*TASK INSTRUCTIONS:*
Where the word "this" occurs in a line, return that line.
▶
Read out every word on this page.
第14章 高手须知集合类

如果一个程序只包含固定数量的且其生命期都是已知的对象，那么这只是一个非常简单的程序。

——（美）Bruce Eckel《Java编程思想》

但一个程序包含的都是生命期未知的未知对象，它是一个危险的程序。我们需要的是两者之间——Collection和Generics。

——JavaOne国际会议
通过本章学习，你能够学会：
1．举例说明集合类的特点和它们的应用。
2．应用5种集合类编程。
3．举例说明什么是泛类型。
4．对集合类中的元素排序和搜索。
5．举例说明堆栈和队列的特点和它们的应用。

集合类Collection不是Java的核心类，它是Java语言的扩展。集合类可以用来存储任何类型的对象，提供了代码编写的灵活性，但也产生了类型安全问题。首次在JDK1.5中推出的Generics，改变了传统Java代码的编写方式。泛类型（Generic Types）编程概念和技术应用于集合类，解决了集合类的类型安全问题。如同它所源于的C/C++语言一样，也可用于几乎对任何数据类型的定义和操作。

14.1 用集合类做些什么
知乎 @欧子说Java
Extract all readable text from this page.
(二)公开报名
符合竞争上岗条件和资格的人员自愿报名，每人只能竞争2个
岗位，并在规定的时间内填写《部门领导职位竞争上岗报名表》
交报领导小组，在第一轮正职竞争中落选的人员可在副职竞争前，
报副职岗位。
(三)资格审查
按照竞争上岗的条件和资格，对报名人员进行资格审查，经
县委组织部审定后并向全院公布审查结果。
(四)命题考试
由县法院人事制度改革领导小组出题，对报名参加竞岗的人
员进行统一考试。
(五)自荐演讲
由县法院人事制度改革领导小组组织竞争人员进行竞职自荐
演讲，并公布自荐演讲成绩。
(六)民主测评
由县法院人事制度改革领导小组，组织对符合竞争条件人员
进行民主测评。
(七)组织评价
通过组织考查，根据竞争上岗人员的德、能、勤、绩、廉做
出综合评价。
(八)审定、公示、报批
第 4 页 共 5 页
◀
*RESULT:*
Read out every word on this page.
Extract all readable text from this page.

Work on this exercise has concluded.